Extract to read:
Special Issue "The Double-Edged Role of Noncanonical Oncogenes and Tumor Suppressor Genes in Cancer Progression; An Oncojanus Function"
Deadline for manuscript submissions: 31 December 2017
Current research in oncology is uncovering diverse properties of genes involved in cancer development and progression. An increasing number of genes and proteins appear to play prominent roles in one or more of the hallmarks of cancer depicted by Hanahan and Weinberg. To further complicate the already intricate pathway deregulation occurring in cancer cells, many genes in tumorigenesis have opposite effects on cancer progression according to the context and even to the type of mutations that they acquire, not to mention the gene dosage. This field of genetic oncology is relatively novel and requires a revisiting of the canonical concepts of oncogene and tumor suppressor gene. The roles of autophagy genes; AMPK; isocitrate dehydrogenase; metabolic enzymes such as respiratory complex I; and even the well-known pleiotropic p53 ought to be gauged carefully in the balance between cancer promotion and inhibition. The Special Issue will collect contributions from experts in genes and proteins whose role in cancer progression has been ascertained, but remains controversial in terms of whether they play a pro- or an anti-tumorigenic role, likely depending on the genetic background, microenvironmental pressures, and stages of tumorigenesis. This is particularly true for genes that are involved in the reprogramming of cancer metabolism, although oncojanus features have been described for other genes as well. In this Special Issue, each contribution will deal specifically with one gene or with a family of closely related genes/proteins (for autophagy, for instance), and illustrate their dualistic role in cancer.

What you need to do:
- A) According to the Special Issue description, what is the deadline for manuscript submissions?
- B) Decide whether each statement agrees with the Special Issue description. For each, answer yes or no and quote the deciding words.
(i) Each contribution will deal with one gene or with a family of closely related genes or proteins.
(ii) The description presents this field of genetic oncology as long established.
(iii) The description says the dual role is particularly true for genes involved in reprogramming cancer metabolism.

Stored items

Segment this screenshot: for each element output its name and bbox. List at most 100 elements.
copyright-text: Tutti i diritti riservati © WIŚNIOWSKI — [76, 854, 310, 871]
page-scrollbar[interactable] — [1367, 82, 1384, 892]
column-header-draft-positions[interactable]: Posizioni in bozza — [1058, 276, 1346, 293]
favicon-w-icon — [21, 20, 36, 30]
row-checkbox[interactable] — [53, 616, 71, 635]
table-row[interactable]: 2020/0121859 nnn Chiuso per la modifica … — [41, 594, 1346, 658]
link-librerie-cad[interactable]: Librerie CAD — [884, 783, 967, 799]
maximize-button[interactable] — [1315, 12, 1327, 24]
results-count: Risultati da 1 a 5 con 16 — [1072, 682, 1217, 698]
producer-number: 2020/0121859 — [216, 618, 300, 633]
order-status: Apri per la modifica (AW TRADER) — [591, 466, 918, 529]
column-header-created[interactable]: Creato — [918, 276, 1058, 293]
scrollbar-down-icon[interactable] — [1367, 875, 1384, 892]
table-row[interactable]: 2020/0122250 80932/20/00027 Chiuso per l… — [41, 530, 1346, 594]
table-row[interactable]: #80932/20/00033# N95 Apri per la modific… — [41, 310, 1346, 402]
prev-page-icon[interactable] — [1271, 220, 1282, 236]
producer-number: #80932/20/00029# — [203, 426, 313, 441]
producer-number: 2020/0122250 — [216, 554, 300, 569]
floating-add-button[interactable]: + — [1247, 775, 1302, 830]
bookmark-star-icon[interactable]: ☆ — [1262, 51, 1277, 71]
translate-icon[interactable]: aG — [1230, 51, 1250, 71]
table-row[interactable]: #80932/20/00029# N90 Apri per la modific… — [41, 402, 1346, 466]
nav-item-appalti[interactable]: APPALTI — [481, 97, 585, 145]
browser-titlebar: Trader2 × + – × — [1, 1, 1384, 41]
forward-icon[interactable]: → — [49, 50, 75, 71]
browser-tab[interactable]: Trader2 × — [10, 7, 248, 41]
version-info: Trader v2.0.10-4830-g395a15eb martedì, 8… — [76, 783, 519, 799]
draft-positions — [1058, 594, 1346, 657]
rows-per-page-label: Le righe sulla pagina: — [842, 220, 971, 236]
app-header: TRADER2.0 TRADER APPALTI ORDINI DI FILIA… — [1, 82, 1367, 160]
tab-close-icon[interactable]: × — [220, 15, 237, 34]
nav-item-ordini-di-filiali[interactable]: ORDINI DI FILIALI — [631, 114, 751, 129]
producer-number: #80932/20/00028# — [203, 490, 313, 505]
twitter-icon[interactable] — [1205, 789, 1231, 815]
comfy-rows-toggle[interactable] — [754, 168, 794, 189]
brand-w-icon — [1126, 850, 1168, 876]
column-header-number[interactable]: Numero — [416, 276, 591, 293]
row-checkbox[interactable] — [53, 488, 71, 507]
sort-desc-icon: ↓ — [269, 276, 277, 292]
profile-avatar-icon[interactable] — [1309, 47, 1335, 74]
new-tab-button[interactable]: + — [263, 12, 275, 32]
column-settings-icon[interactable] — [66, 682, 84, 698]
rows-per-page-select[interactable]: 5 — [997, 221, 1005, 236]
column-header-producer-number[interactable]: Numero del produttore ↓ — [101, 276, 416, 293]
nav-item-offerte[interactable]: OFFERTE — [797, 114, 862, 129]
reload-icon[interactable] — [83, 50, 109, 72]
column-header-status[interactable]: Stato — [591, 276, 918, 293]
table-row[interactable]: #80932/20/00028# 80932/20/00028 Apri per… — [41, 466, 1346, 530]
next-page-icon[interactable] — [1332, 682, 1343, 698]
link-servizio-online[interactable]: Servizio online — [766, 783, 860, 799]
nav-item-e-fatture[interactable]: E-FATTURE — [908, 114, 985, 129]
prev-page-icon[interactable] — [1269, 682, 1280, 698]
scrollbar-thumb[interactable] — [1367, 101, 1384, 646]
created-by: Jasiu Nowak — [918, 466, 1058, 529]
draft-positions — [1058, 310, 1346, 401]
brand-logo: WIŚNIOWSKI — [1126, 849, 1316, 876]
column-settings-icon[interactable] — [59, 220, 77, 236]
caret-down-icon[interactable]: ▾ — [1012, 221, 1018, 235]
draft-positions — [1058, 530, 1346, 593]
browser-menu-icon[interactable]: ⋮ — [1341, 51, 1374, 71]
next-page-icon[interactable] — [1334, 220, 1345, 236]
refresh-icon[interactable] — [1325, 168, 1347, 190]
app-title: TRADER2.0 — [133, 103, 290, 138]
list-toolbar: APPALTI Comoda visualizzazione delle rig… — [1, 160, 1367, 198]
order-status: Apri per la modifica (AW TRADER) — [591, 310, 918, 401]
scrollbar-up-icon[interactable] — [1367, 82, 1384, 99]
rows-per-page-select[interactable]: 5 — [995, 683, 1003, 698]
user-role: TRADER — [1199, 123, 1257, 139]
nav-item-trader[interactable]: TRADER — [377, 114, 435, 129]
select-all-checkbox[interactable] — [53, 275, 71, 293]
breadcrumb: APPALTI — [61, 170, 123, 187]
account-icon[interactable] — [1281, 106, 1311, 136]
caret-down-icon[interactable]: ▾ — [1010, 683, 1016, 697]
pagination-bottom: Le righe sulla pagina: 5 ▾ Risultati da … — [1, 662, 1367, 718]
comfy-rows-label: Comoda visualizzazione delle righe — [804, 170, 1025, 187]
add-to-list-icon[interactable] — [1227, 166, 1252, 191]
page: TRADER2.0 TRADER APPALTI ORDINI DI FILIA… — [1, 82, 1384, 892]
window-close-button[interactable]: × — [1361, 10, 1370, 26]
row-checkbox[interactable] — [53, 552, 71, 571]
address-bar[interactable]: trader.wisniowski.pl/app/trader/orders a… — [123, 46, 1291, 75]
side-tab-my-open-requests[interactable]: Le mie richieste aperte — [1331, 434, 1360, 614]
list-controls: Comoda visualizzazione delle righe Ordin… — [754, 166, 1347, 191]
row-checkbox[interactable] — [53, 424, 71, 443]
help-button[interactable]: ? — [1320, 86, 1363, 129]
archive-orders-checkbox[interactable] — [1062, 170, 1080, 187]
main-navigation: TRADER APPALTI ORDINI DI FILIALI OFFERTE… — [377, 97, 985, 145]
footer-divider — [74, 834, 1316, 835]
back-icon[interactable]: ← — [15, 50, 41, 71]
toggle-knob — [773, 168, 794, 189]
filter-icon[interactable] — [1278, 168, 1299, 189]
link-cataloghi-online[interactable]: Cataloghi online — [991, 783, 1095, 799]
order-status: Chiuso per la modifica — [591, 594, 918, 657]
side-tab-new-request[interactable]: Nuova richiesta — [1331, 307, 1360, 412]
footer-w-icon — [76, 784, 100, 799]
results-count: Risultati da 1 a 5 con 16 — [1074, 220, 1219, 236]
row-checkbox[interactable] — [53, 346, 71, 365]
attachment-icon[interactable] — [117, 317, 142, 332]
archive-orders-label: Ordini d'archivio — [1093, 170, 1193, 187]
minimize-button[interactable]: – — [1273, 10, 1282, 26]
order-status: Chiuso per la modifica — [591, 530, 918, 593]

Expected outputs:
- A) 31 December 2017

- B)
(i) Yes: "each contribution will deal specifically with one gene or with a family of closely related genes/proteins"
(ii) No: "This field of genetic oncology is relatively novel"
(iii) Yes: "This is particularly true for genes that are involved in the reprogramming of cancer metabolism"